*SHORT PROBLEM 1*
From the rows, output the stretch from the line containing "chart-title: cirkularnost glomerula" through the line containing "x-tick-label: GSS [712,516,758,541]", both included, copied verbatim.

Retail Price Optimization

Contributors: Greer Inns, Sarah Kim, Nolan Tonthat, Sam Spillane, Nazeli Mnatsakanyan, Jing Sy

image

Problem/Objective

Setting the right price for products is essential to maximize profits and meet business goals. However, determining the optimal price for each product can be a very complex and time-consuming task. The challenge that many businesses face is being able to efficiently leverage the data to make informed pricing decisions that find the balance between profitability and market demand.

Solution

We plan to address this problem by utilizing a linear regression model to analyze products and categories, competitive pricing, and customer ratings from the Amazon Product Sales Dataset to accurately recommend optimal prices for various products. This will enable retailers to make strategic business decisions.

Process

1. ETL/EDA

  • Utilize Pandas:
    • Load data, basic exploration (data structure), data cleaning (e.g., df.isnull()), data transformation (e.g., df.drop, pd.to_datetime, df.sort)
  • Utilize Matplotlib, Seaborn:
    • Visualize and identify overall trends and patterns before building models
      • Correlation Heatmap
      • Total Price by Quantity Sold
      • Total Price by Quantity Sold in Garden Tools
      • Sales Volume, Revenue, and Customers Across the Product Categories

Image 1

Image 2

Image 3

  • Utilize sqlite3:
    • Load cleaned data into SQL database titled 'pricing_opt.db'
    • Exported pandas df as the table 'retail'

2. Build, Train, Test, Evaluate ML Models

After reading in the cleaned data from our SQLite database, we tested both cumulative and moving window train/test selection methods to optimize our initial regression model:

Cumulative Training:

  • For cumulative training we started with an initial training dataset that includes data from the beginning of our time series up to a defined point.
  • We then trained our linear regression model on this dataset
  • After training, we make predictions for a future time period
  • Then we took the actual observed data for that period and added it to our training dataset for our model
  • We then made predictions for the next time step and repeated the above process

Cumulative Selection

Sliding Window Training:

  • For sliding window we started with a fixed-size training window that would slide forward through our time series data
  • We then trained our linear regression model on this dataset
  • After training, we make predictions for a future time period
  • Then we took the actual observed data for that period and made that our training dataset for our model
  • We then made predictions for the next time step and repeated the above process
  • We found better performance for optimization with sliding window, hypothetically this could be due to the fact that for price optimization, historical data eventually loses some relevance.

*MATERIAL SHOWN*
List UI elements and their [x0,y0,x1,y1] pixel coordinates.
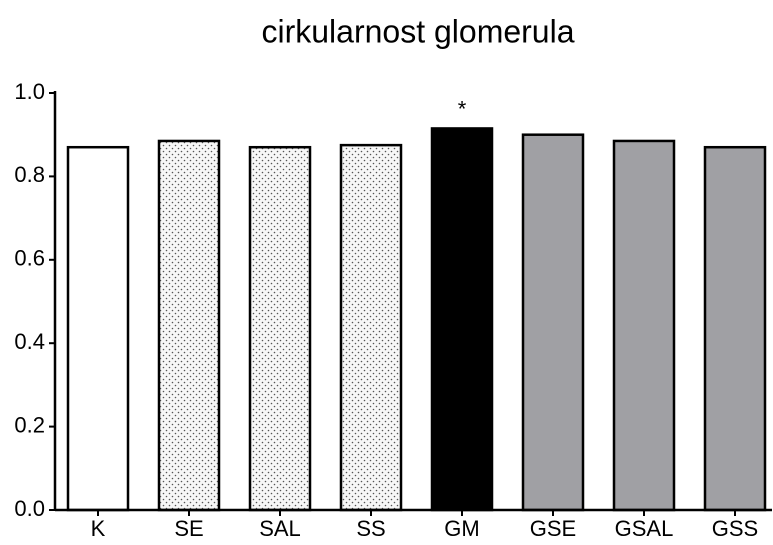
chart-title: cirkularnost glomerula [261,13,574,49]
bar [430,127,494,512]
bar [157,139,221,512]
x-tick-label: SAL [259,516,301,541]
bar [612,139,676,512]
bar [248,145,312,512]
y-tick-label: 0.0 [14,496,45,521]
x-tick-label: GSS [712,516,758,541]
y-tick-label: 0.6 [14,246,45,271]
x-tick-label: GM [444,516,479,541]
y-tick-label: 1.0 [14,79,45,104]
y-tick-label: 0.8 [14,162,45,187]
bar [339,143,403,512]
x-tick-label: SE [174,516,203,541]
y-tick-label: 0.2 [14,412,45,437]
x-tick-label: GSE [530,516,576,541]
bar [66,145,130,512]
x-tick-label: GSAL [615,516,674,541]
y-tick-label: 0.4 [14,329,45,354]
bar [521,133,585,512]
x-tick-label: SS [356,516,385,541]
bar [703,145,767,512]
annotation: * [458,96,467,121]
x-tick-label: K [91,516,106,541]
...
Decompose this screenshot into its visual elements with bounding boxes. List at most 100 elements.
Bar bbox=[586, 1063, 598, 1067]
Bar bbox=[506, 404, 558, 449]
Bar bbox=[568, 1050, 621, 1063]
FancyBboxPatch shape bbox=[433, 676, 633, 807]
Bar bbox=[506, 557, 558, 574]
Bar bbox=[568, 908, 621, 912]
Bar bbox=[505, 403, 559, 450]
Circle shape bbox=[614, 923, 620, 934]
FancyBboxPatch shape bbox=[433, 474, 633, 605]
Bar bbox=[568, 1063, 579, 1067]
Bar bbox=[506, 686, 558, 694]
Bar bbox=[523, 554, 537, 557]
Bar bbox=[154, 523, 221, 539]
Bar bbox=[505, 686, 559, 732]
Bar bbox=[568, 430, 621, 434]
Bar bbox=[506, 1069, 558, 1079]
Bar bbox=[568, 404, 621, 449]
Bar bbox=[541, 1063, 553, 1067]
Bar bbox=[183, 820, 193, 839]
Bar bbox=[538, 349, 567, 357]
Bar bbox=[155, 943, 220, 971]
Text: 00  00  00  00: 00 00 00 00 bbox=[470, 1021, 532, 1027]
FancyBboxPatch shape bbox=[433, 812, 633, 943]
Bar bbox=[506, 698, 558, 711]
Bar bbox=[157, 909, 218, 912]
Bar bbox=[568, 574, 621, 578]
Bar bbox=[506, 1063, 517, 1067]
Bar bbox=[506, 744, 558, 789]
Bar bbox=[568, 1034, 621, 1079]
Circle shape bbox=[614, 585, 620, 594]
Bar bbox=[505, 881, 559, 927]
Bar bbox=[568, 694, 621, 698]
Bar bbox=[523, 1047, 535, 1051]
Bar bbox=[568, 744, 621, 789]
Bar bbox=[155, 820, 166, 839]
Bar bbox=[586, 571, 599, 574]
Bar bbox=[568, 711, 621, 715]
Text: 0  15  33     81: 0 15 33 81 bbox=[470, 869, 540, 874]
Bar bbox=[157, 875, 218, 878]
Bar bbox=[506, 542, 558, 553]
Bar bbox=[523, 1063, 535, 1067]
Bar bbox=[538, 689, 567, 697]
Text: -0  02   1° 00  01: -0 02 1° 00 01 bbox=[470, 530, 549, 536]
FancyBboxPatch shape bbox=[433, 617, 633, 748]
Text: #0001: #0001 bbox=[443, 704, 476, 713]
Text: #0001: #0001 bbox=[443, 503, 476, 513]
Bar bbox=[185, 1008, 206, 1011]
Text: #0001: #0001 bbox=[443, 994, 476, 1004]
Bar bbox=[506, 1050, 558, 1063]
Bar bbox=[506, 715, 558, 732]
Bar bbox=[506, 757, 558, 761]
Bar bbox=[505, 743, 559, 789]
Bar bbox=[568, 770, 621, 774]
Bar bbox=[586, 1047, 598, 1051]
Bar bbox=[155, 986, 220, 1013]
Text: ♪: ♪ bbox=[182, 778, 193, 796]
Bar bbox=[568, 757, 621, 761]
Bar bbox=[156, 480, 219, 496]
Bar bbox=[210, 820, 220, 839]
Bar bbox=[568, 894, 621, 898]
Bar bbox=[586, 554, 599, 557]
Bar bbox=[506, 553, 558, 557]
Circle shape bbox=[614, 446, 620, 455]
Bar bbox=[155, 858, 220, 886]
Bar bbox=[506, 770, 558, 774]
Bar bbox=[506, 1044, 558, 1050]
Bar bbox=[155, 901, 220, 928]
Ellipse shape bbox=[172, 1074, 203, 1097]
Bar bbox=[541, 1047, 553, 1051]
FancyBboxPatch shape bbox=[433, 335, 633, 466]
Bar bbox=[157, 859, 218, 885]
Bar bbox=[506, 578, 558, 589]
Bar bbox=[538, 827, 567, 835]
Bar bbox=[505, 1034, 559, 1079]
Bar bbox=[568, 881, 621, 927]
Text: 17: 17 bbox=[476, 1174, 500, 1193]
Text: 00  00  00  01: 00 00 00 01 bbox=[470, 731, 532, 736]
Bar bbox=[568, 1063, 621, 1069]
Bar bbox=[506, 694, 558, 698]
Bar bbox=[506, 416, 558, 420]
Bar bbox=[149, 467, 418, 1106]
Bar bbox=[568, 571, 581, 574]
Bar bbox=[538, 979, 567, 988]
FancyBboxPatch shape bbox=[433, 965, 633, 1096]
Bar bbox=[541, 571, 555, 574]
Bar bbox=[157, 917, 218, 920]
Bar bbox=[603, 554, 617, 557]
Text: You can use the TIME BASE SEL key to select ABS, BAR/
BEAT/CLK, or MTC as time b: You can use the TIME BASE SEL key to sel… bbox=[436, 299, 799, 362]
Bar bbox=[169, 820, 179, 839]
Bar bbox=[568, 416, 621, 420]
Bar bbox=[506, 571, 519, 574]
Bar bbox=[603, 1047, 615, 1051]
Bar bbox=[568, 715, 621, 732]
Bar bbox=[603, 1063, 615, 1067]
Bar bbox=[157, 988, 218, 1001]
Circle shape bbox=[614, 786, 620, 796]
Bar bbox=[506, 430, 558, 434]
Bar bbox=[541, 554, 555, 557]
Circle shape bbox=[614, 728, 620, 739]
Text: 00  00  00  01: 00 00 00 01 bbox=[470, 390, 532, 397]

*SHORT PROBLEM 2*
Answer from the retail price optimization page:
(a) Which dataset does the planned linear regression model draw on?
(b) What is the name of the SQL database that receives the cleaned data?
(c) Which train/test selection method gave better performance for optimization?

*EXERCISE ANSWER 1*
chart-title: cirkularnost glomerula [261,13,574,49]
bar [430,127,494,512]
bar [157,139,221,512]
x-tick-label: SAL [259,516,301,541]
bar [612,139,676,512]
bar [248,145,312,512]
y-tick-label: 0.0 [14,496,45,521]
x-tick-label: GSS [712,516,758,541]

*EXERCISE ANSWER 2*
(a) The Amazon Product Sales Dataset
(b) 'pricing_opt.db'
(c) Sliding window